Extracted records
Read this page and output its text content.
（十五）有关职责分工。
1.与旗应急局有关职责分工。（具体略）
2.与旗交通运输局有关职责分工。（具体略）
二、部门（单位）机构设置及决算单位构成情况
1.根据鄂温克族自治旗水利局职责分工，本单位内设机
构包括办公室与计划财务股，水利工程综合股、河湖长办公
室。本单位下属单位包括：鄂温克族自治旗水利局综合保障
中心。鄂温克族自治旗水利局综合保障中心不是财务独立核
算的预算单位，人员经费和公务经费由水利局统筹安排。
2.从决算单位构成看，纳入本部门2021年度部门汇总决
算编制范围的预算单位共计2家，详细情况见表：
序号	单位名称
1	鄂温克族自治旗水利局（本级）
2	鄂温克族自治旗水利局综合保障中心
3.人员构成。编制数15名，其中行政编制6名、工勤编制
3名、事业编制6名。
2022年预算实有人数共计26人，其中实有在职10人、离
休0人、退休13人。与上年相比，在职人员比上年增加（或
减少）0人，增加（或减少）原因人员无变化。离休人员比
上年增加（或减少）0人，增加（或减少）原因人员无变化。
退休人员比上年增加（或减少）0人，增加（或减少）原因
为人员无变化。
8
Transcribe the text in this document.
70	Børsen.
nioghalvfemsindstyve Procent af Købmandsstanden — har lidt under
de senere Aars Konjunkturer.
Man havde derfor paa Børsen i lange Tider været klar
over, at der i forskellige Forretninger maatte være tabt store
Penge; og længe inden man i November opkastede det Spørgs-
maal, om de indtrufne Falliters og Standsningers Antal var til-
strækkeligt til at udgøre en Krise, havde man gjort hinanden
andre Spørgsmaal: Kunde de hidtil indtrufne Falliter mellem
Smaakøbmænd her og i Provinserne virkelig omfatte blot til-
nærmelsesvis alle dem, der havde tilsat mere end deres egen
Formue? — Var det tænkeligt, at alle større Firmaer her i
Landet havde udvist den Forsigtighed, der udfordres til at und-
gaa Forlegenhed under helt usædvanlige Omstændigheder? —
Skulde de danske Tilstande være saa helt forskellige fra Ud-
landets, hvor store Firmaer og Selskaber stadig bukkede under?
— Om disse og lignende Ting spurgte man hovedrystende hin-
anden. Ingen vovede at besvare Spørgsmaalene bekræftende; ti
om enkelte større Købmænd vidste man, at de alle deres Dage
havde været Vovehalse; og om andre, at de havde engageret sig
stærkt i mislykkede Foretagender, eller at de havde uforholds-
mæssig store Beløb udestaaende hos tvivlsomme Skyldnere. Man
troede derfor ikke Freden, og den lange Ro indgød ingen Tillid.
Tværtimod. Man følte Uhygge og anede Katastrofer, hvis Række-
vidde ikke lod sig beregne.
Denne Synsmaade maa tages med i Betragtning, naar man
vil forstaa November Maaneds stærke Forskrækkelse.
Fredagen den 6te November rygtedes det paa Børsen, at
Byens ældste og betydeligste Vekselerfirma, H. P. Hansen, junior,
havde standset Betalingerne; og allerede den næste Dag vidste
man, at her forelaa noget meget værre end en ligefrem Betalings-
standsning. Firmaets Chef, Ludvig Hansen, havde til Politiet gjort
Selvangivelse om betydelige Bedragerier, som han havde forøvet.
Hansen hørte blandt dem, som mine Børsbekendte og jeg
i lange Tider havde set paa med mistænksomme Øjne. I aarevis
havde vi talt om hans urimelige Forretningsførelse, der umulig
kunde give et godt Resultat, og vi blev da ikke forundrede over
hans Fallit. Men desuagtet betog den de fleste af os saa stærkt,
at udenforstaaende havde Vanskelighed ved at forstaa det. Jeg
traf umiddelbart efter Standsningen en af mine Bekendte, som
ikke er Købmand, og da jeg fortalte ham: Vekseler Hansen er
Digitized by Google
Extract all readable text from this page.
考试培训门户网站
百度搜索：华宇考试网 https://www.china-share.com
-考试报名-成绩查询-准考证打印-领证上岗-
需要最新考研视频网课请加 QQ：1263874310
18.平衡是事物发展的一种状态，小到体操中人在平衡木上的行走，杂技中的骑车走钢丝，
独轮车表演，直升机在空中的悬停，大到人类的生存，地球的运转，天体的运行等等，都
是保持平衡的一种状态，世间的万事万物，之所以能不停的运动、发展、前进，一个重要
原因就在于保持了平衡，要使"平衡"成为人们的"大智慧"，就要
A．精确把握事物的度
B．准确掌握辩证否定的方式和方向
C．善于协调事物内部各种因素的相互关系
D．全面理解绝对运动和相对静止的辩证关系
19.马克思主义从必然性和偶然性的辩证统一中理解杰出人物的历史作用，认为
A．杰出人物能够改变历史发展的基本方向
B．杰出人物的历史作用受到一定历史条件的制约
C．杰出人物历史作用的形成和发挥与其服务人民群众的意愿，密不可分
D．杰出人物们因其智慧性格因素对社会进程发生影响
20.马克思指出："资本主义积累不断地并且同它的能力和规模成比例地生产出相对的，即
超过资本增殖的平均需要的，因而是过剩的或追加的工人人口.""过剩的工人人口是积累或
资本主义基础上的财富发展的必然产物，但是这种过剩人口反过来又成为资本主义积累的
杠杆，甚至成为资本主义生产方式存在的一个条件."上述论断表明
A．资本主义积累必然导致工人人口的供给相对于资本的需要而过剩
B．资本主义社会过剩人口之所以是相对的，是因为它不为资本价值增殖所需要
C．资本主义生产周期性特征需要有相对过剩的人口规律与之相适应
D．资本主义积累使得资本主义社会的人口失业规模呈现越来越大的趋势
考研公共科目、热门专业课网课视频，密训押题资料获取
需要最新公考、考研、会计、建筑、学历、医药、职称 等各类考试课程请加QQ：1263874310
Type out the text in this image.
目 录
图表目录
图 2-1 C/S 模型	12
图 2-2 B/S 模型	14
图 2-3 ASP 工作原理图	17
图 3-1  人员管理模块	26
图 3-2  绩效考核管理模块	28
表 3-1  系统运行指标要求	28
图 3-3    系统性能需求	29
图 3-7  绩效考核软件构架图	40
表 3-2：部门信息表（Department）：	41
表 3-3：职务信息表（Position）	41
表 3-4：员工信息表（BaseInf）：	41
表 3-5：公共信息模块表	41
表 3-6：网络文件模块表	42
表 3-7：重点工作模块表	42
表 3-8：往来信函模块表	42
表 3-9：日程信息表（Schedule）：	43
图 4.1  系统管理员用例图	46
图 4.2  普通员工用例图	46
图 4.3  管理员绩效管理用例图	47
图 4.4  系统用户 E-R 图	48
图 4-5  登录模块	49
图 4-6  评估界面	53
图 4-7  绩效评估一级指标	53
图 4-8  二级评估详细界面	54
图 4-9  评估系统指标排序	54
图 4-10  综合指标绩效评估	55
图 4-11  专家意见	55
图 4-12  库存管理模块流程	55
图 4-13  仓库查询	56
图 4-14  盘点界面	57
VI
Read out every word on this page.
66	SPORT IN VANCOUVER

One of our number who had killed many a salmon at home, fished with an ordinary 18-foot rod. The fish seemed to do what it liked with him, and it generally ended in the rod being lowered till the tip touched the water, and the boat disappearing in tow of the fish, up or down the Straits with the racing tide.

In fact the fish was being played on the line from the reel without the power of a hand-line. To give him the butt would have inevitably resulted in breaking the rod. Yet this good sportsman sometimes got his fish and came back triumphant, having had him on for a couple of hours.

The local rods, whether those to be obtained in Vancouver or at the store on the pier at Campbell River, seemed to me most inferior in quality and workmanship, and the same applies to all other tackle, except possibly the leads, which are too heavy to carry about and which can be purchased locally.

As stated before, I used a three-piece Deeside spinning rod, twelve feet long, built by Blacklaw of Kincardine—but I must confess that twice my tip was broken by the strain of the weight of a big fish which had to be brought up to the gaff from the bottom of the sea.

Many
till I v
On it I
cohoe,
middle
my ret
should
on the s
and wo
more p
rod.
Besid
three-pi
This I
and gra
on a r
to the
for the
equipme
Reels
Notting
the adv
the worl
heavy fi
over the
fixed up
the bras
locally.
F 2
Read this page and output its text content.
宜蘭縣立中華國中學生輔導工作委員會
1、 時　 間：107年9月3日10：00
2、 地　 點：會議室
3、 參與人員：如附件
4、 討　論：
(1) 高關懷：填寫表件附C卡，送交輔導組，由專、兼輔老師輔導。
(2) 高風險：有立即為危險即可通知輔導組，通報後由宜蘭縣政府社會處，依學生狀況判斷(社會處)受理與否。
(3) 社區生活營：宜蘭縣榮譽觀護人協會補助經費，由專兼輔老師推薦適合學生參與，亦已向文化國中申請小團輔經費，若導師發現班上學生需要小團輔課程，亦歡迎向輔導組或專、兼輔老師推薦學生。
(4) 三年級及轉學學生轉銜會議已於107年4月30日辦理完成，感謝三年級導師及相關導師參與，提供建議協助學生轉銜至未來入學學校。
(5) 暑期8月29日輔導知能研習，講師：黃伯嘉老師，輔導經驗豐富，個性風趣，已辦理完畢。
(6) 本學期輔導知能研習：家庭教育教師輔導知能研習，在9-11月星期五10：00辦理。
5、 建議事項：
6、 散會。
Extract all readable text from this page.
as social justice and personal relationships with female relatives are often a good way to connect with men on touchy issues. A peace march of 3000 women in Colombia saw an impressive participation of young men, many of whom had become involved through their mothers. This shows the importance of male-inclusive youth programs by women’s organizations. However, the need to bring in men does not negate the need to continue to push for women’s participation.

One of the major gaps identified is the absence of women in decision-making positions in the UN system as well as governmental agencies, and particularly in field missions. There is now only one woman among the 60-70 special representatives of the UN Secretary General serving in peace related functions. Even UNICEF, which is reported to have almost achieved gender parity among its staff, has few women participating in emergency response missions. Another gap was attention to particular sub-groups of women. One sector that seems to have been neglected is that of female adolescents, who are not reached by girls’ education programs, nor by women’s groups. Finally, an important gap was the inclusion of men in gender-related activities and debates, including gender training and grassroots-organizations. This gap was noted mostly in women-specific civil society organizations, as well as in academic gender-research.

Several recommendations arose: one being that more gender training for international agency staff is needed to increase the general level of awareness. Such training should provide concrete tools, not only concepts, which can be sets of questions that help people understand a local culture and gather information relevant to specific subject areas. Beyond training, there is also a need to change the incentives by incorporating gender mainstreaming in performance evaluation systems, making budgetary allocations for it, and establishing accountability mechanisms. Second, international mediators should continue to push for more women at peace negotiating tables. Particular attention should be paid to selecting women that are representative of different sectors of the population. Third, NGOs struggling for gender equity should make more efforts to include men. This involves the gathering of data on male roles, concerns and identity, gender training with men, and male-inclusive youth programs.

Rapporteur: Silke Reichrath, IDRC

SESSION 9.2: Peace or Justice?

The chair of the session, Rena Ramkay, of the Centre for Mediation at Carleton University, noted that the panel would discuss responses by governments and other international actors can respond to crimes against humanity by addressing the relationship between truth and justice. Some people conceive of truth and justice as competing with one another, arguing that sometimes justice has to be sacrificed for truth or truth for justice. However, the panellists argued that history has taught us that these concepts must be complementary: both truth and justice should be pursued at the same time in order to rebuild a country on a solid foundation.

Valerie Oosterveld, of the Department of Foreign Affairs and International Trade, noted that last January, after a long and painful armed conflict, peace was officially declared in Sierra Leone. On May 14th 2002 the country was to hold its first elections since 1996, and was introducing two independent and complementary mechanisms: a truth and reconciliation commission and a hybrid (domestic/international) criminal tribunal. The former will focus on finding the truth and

Short exercise:
Your task is to report how many lines of the material include the string "lange". Give the number and no other words.

Task response:
3